■ What needs to be done
Look through the records that follow. Copy every line containing the word "should".
====
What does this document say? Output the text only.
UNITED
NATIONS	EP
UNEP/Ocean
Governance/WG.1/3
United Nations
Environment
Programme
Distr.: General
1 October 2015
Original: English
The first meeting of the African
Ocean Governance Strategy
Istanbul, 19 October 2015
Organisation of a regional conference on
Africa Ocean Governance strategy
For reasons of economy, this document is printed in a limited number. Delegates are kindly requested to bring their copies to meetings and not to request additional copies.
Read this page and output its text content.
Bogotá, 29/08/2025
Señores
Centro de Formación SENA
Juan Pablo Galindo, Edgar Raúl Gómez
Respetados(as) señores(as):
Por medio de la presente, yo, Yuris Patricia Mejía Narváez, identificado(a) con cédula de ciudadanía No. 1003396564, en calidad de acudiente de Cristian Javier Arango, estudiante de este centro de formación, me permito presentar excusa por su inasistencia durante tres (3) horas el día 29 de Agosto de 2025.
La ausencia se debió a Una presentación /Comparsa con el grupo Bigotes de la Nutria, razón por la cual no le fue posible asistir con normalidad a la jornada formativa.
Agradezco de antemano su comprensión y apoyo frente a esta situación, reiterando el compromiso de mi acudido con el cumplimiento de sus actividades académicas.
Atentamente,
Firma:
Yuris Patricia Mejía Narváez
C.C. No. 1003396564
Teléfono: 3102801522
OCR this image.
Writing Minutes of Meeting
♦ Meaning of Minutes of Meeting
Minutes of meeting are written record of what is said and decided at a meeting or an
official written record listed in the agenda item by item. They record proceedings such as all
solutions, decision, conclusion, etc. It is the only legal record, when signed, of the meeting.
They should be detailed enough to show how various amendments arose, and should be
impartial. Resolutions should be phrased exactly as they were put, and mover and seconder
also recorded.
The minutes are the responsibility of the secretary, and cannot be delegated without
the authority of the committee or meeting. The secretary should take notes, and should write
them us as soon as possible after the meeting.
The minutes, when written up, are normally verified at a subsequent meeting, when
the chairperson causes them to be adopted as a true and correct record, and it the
====
■ Response for this exercise
They should be detailed enough to show how various amendments arose, and should be
impartial. Resolutions should be phrased exactly as they were put, and mover and seconder
the authority of the committee or meeting. The secretary should take notes, and should write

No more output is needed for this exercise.